Pictures appear among the records. Write out all else exactly as it stands.

**DATA**:
= Beginning of Section =
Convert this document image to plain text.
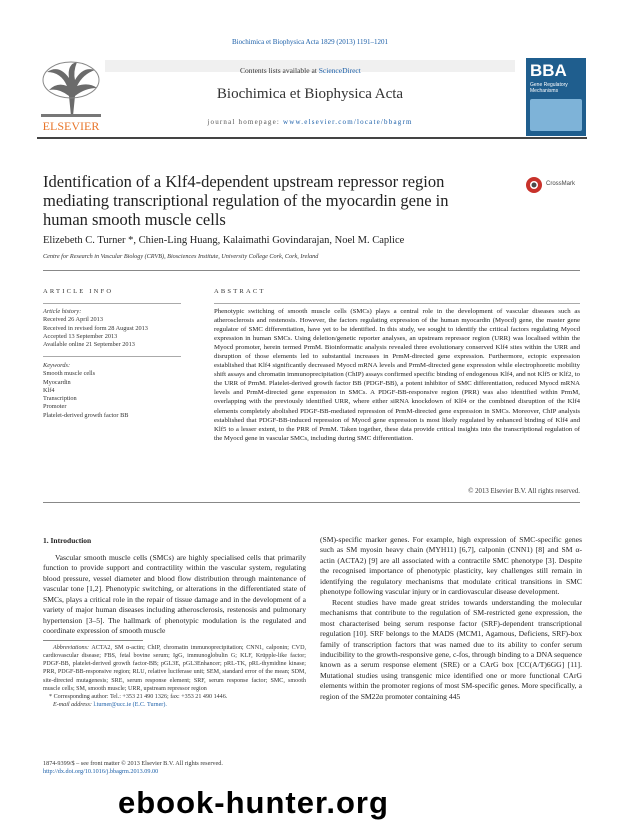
Biochimica et Biophysica Acta 1829 (2013) 1191–1201
ELSEVIER
Contents lists available at ScienceDirect
Biochimica et Biophysica Acta
journal homepage: www.elsevier.com/locate/bbagrm
BBA
Gene Regulatory Mechanisms
Identification of a Klf4-dependent upstream repressor region mediating transcriptional regulation of the myocardin gene in human smooth muscle cells
CrossMark
Elizebeth C. Turner *, Chien-Ling Huang, Kalaimathi Govindarajan, Noel M. Caplice
Centre for Research in Vascular Biology (CRVB), Biosciences Institute, University College Cork, Cork, Ireland
ARTICLE INFO
Article history:
Received 26 April 2013
Received in revised form 28 August 2013
Accepted 13 September 2013
Available online 21 September 2013
Keywords:
Smooth muscle cells
Myocardin
Klf4
Transcription
Promoter
Platelet-derived growth factor BB
ABSTRACT
Phenotypic switching of smooth muscle cells (SMCs) plays a central role in the development of vascular diseases such as atherosclerosis and restenosis. However, the factors regulating expression of the human myocardin (Myocd) gene, the master gene regulator of SMC differentiation, have yet to be identified. In this study, we sought to identify the critical factors regulating Myocd expression in human SMCs. Using deletion/genetic reporter analyses, an upstream repressor region (URR) was localised within the Myocd promoter, herein termed PrmM. Bioinformatic analysis revealed three evolutionary conserved Klf4 sites within the URR and disruption of those elements led to substantial increases in PrmM-directed gene expression. Furthermore, ectopic expression established that Klf4 significantly decreased Myocd mRNA levels and PrmM-directed gene expression while electrophoretic mobility shift assays and chromatin immunoprecipitation (ChIP) assays confirmed specific binding of endogenous Klf4, and not Klf5 or Klf2, to the URR of PrmM. Platelet-derived growth factor BB (PDGF-BB), a potent inhibitor of SMC differentiation, reduced Myocd mRNA levels and PrmM-directed gene expression in SMCs. A PDGF-BB-responsive region (PRR) was also identified within PrmM, overlapping with the previously identified URR, where either siRNA knockdown of Klf4 or the combined disruption of the Klf4 elements completely abolished PDGF-BB-mediated repression of PrmM-directed gene expression in SMCs. Moreover, ChIP analysis established that PDGF-BB-induced repression of Myocd gene expression is most likely regulated by enhanced binding of Klf4 and Klf5 to a lesser extent, to the PRR of PrmM. Taken together, these data provide critical insights into the transcriptional regulation of the Myocd gene in vascular SMCs, including during SMC differentiation.
© 2013 Elsevier B.V. All rights reserved.
1. Introduction

Vascular smooth muscle cells (SMCs) are highly specialised cells that primarily function to provide support and contractility within the vascular system, regulating blood pressure, vessel diameter and blood flow distribution through maintenance of vascular tone [1,2]. Phenotypic switching, or alterations in the differentiated state of SMCs, plays a critical role in the repair of tissue damage and in the development of a variety of major human diseases including atherosclerosis, restenosis and pulmonary hypertension [3–5]. The hallmark of phenotypic modulation is the regulated and coordinate expression of smooth muscle

(SM)-specific marker genes. For example, high expression of SMC-specific genes such as SM myosin heavy chain (MYH11) [6,7], calponin (CNN1) [8] and SM α-actin (ACTA2) [9] are all associated with a contractile SMC phenotype [3]. Despite the recognised importance of phenotypic plasticity, key challenges still remain in identifying the regulatory mechanisms that modulate critical transitions in SMC phenotype following vascular injury or in cardiovascular disease development.

Recent studies have made great strides towards understanding the molecular mechanisms that contribute to the regulation of SM-restricted gene expression, the most characterised being serum response factor (SRF)-dependent transcriptional regulation [10]. SRF belongs to the MADS (MCM1, Agamous, Deficiens, SRF)-box family of transcription factors that was named due to its ability to confer serum inducibility to the growth-responsive gene, c-fos, through binding to a DNA sequence known as a serum response element (SRE) or a CArG box [CC(A/T)6GG] [11]. Mutational studies using transgenic mice identified one or more functional CArG elements within the promoter regions of most SM-specific genes. More specifically, a region of the SM22α promoter containing 445

Abbreviations: ACTA2, SM α-actin; ChIP, chromatin immunoprecipitation; CNN1, calponin; CVD, cardiovascular disease; FBS, fetal bovine serum; IgG, immunoglobulin G; KLF, Krüpple-like factor; PDGF-BB, platelet-derived growth factor-BB; pGL3E, pGL3Enhancer; pRL-TK, pRL-thymidine kinase; PRR, PDGF-BB-responsive region; RLU, relative luciferase unit; SEM, standard error of the mean; SDM, site-directed mutagenesis; SRE, serum response element; SRF, serum response factor; SMC, smooth muscle cells; SM, smooth muscle; URR, upstream repressor region
* Corresponding author: Tel.: +353 21 490 1326; fax: +353 21 490 1446.
E-mail address: l.turner@ucc.ie (E.C. Turner).
1874-9399/$ – see front matter © 2013 Elsevier B.V. All rights reserved.
http://dx.doi.org/10.1016/j.bbagrm.2013.09.00
ebook-hunter.org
= End of Section =
**TASK RESPONSE**:
Convert this document image to plain text.
Biochimica et Biophysica Acta 1829 (2013) 1191–1201
ELSEVIER
Contents lists available at ScienceDirect
Biochimica et Biophysica Acta
journal homepage: www.elsevier.com/locate/bbagrm
BBA
Gene Regulatory Mechanisms
Identification of a Klf4-dependent upstream repressor region mediating transcriptional regulation of the myocardin gene in human smooth muscle cells
CrossMark
Elizebeth C. Turner *, Chien-Ling Huang, Kalaimathi Govindarajan, Noel M. Caplice
Centre for Research in Vascular Biology (CRVB), Biosciences Institute, University College Cork, Cork, Ireland
ARTICLE INFO
Article history:
Received 26 April 2013
Received in revised form 28 August 2013
Accepted 13 September 2013
Available online 21 September 2013
Keywords:
Smooth muscle cells
Myocardin
Klf4
Transcription
Promoter
Platelet-derived growth factor BB
ABSTRACT
Phenotypic switching of smooth muscle cells (SMCs) plays a central role in the development of vascular diseases such as atherosclerosis and restenosis. However, the factors regulating expression of the human myocardin (Myocd) gene, the master gene regulator of SMC differentiation, have yet to be identified. In this study, we sought to identify the critical factors regulating Myocd expression in human SMCs. Using deletion/genetic reporter analyses, an upstream repressor region (URR) was localised within the Myocd promoter, herein termed PrmM. Bioinformatic analysis revealed three evolutionary conserved Klf4 sites within the URR and disruption of those elements led to substantial increases in PrmM-directed gene expression. Furthermore, ectopic expression established that Klf4 significantly decreased Myocd mRNA levels and PrmM-directed gene expression while electrophoretic mobility shift assays and chromatin immunoprecipitation (ChIP) assays confirmed specific binding of endogenous Klf4, and not Klf5 or Klf2, to the URR of PrmM. Platelet-derived growth factor BB (PDGF-BB), a potent inhibitor of SMC differentiation, reduced Myocd mRNA levels and PrmM-directed gene expression in SMCs. A PDGF-BB-responsive region (PRR) was also identified within PrmM, overlapping with the previously identified URR, where either siRNA knockdown of Klf4 or the combined disruption of the Klf4 elements completely abolished PDGF-BB-mediated repression of PrmM-directed gene expression in SMCs. Moreover, ChIP analysis established that PDGF-BB-induced repression of Myocd gene expression is most likely regulated by enhanced binding of Klf4 and Klf5 to a lesser extent, to the PRR of PrmM. Taken together, these data provide critical insights into the transcriptional regulation of the Myocd gene in vascular SMCs, including during SMC differentiation.
© 2013 Elsevier B.V. All rights reserved.
1. Introduction

Vascular smooth muscle cells (SMCs) are highly specialised cells that primarily function to provide support and contractility within the vascular system, regulating blood pressure, vessel diameter and blood flow distribution through maintenance of vascular tone [1,2]. Phenotypic switching, or alterations in the differentiated state of SMCs, plays a critical role in the repair of tissue damage and in the development of a variety of major human diseases including atherosclerosis, restenosis and pulmonary hypertension [3–5]. The hallmark of phenotypic modulation is the regulated and coordinate expression of smooth muscle

(SM)-specific marker genes. For example, high expression of SMC-specific genes such as SM myosin heavy chain (MYH11) [6,7], calponin (CNN1) [8] and SM α-actin (ACTA2) [9] are all associated with a contractile SMC phenotype [3]. Despite the recognised importance of phenotypic plasticity, key challenges still remain in identifying the regulatory mechanisms that modulate critical transitions in SMC phenotype following vascular injury or in cardiovascular disease development.

Recent studies have made great strides towards understanding the molecular mechanisms that contribute to the regulation of SM-restricted gene expression, the most characterised being serum response factor (SRF)-dependent transcriptional regulation [10]. SRF belongs to the MADS (MCM1, Agamous, Deficiens, SRF)-box family of transcription factors that was named due to its ability to confer serum inducibility to the growth-responsive gene, c-fos, through binding to a DNA sequence known as a serum response element (SRE) or a CArG box [CC(A/T)6GG] [11]. Mutational studies using transgenic mice identified one or more functional CArG elements within the promoter regions of most SM-specific genes. More specifically, a region of the SM22α promoter containing 445

Abbreviations: ACTA2, SM α-actin; ChIP, chromatin immunoprecipitation; CNN1, calponin; CVD, cardiovascular disease; FBS, fetal bovine serum; IgG, immunoglobulin G; KLF, Krüpple-like factor; PDGF-BB, platelet-derived growth factor-BB; pGL3E, pGL3Enhancer; pRL-TK, pRL-thymidine kinase; PRR, PDGF-BB-responsive region; RLU, relative luciferase unit; SEM, standard error of the mean; SDM, site-directed mutagenesis; SRE, serum response element; SRF, serum response factor; SMC, smooth muscle cells; SM, smooth muscle; URR, upstream repressor region
* Corresponding author: Tel.: +353 21 490 1326; fax: +353 21 490 1446.
E-mail address: l.turner@ucc.ie (E.C. Turner).
1874-9399/$ – see front matter © 2013 Elsevier B.V. All rights reserved.
http://dx.doi.org/10.1016/j.bbagrm.2013.09.00
ebook-hunter.org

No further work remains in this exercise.